### GIVEN INSTRUCTION
Determine which lines contain the word "لهذا", then copy those lines.

### SUPPLIED INFORMATION
>> begin

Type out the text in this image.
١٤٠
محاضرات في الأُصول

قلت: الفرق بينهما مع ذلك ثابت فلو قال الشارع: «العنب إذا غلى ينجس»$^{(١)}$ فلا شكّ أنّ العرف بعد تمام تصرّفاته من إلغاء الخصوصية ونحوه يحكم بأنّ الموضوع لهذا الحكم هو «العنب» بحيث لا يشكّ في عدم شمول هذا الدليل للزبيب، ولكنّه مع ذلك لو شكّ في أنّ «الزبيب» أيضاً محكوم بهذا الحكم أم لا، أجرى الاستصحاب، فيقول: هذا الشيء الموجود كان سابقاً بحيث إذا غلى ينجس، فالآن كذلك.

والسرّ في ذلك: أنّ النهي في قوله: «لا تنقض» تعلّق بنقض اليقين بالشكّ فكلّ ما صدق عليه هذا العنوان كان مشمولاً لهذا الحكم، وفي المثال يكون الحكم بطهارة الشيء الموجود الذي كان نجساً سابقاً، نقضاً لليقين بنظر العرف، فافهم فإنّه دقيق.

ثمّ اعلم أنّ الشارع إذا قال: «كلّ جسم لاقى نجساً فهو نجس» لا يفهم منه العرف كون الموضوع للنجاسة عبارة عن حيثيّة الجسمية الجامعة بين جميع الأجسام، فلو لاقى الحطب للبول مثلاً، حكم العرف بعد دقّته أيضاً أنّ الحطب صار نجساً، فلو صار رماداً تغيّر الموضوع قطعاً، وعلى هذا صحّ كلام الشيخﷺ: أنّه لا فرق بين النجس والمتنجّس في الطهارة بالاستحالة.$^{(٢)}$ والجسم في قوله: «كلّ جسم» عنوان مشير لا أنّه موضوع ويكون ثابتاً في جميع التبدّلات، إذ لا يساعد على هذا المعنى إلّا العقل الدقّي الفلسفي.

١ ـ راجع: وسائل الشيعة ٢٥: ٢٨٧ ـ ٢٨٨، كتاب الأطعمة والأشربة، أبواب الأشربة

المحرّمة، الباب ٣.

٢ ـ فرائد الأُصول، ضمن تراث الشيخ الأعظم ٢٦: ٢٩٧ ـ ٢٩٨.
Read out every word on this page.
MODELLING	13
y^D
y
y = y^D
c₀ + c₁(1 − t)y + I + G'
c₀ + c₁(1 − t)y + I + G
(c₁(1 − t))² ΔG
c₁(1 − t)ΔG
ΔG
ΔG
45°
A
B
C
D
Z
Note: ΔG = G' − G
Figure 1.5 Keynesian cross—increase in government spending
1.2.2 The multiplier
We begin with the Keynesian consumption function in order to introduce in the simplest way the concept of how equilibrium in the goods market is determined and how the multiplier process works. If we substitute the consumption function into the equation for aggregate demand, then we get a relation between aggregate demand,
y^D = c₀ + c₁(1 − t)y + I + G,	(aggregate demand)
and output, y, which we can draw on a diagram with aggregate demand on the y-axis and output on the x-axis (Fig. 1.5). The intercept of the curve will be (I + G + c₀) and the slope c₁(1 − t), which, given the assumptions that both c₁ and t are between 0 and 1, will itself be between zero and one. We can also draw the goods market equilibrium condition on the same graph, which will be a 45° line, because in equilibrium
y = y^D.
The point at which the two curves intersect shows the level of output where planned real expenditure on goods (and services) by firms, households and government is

>> end

### SOLUTION FOR THIS PROBLEM
قلت: الفرق بينهما مع ذلك ثابت فلو قال الشارع: «العنب إذا غلى ينجس»$^{(١)}$ فلا شكّ أنّ العرف بعد تمام تصرّفاته من إلغاء الخصوصية ونحوه يحكم بأنّ الموضوع لهذا الحكم هو «العنب» بحيث لا يشكّ في عدم شمول هذا الدليل للزبيب، ولكنّه مع ذلك لو شكّ في أنّ «الزبيب» أيضاً محكوم بهذا الحكم أم لا، أجرى الاستصحاب، فيقول: هذا الشيء الموجود كان سابقاً بحيث إذا غلى ينجس، فالآن كذلك.
والسرّ في ذلك: أنّ النهي في قوله: «لا تنقض» تعلّق بنقض اليقين بالشكّ فكلّ ما صدق عليه هذا العنوان كان مشمولاً لهذا الحكم، وفي المثال يكون الحكم بطهارة الشيء الموجود الذي كان نجساً سابقاً، نقضاً لليقين بنظر العرف، فافهم فإنّه دقيق.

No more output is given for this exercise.